■ **EXERCISE BRIEF**: Give the entries back exactly, dropping each image.

"""

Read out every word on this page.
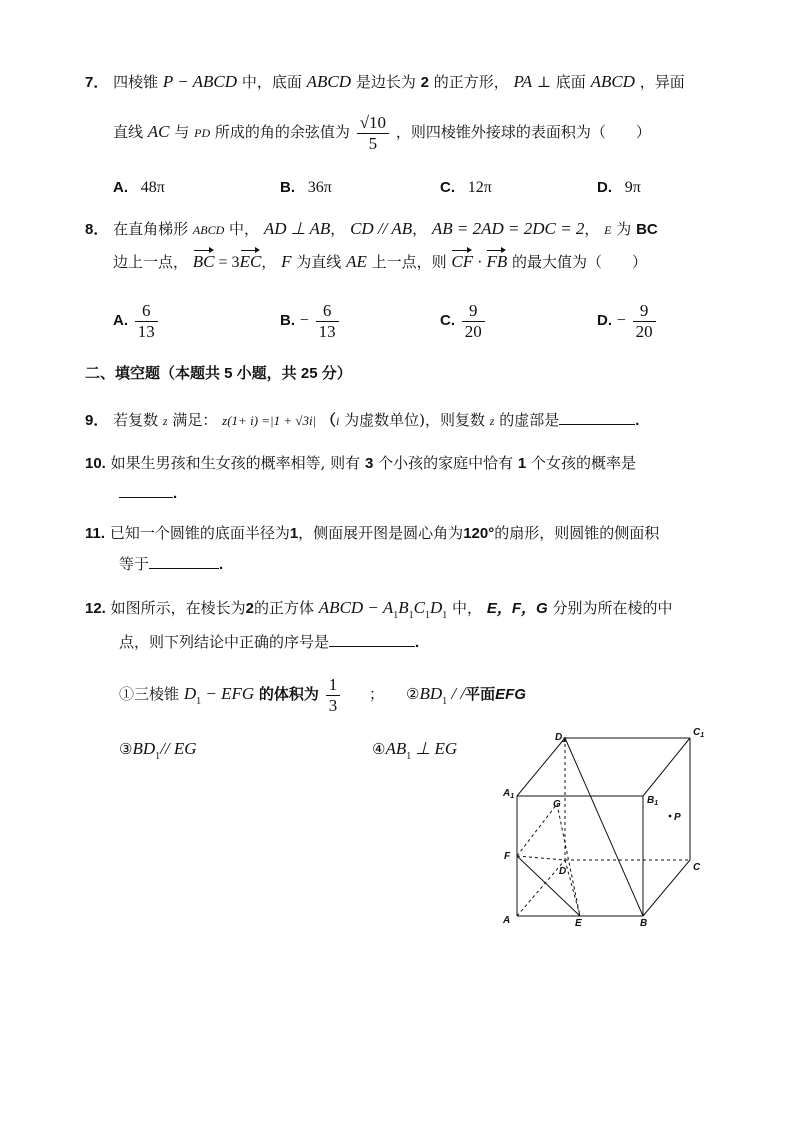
7． 四棱锥 P − ABCD 中，底面 ABCD 是边长为 2 的正方形， PA ⊥ 底面 ABCD ，异面
直线 AC 与 PD 所成的角的余弦值为 $\frac{√10}{5}$ ，则四棱锥外接球的表面积为（　　）
A. 48π	B. 36π	C. 12π	D. 9π
8． 在直角梯形 ABCD 中， AD ⊥ AB， CD // AB， AB = 2AD = 2DC = 2， E 为 BC
边上一点， BC = 3EC， F 为直线 AE 上一点，则 CF · FB 的最大值为（　　）
A. $\frac{6}{13}$	B. − $\frac{6}{13}$	C. $\frac{9}{20}$	D. − $\frac{9}{20}$
二、填空题（本题共 5 小题，共 25 分）
9． 若复数 z 满足： z(1+ i) =|1 + √3i| （i 为虚数单位)，则复数 z 的虚部是	.
10. 如果生男孩和生女孩的概率相等, 则有 3 个小孩的家庭中恰有 1 个女孩的概率是
.
11. 已知一个圆锥的底面半径为1，侧面展开图是圆心角为120°的扇形，则圆锥的侧面积
等于	.
12. 如图所示，在棱长为2的正方体 ABCD − $A_1B_1C_1D_1$ 中， E，F，G 分别为所在棱的中
点，则下列结论中正确的序号是	.
①三棱锥 $D_1$ − EFG 的体积为 $\frac{1}{3}$ ； $②BD_1$ / /平面EFG
$③BD_1//$ EG	$④AB_1$ ⊥ EG
$D_1$
$C_1$
$A_1$	$B_1$
G
P
F
D	C
A	E	B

"""

■ **FINISHED ANSWER**:
Read out every word on this page.
7． 四棱锥 P − ABCD 中，底面 ABCD 是边长为 2 的正方形， PA ⊥ 底面 ABCD ，异面
直线 AC 与 PD 所成的角的余弦值为 $\frac{√10}{5}$ ，则四棱锥外接球的表面积为（　　）
A. 48π	B. 36π	C. 12π	D. 9π
8． 在直角梯形 ABCD 中， AD ⊥ AB， CD // AB， AB = 2AD = 2DC = 2， E 为 BC
边上一点， BC = 3EC， F 为直线 AE 上一点，则 CF · FB 的最大值为（　　）
A. $\frac{6}{13}$	B. − $\frac{6}{13}$	C. $\frac{9}{20}$	D. − $\frac{9}{20}$
二、填空题（本题共 5 小题，共 25 分）
9． 若复数 z 满足： z(1+ i) =|1 + √3i| （i 为虚数单位)，则复数 z 的虚部是	.
10. 如果生男孩和生女孩的概率相等, 则有 3 个小孩的家庭中恰有 1 个女孩的概率是
.
11. 已知一个圆锥的底面半径为1，侧面展开图是圆心角为120°的扇形，则圆锥的侧面积
等于	.
12. 如图所示，在棱长为2的正方体 ABCD − $A_1B_1C_1D_1$ 中， E，F，G 分别为所在棱的中
点，则下列结论中正确的序号是	.
①三棱锥 $D_1$ − EFG 的体积为 $\frac{1}{3}$ ； $②BD_1$ / /平面EFG
$③BD_1//$ EG	$④AB_1$ ⊥ EG
$D_1$
$C_1$
$A_1$	$B_1$
G
P
F
D	C
A	E	B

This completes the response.